Filter the data below for the string "icon" and copy each matching line.

--

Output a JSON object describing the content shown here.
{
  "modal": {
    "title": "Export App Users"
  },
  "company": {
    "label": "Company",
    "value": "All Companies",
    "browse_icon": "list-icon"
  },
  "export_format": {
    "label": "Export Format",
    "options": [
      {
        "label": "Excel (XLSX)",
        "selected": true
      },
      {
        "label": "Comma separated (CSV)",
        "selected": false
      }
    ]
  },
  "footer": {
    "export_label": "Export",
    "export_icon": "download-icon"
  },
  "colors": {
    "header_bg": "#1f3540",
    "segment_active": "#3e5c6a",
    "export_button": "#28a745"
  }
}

--

■ REPLY TO THE TASK ■
    "browse_icon": "list-icon"
    "export_icon": "download-icon"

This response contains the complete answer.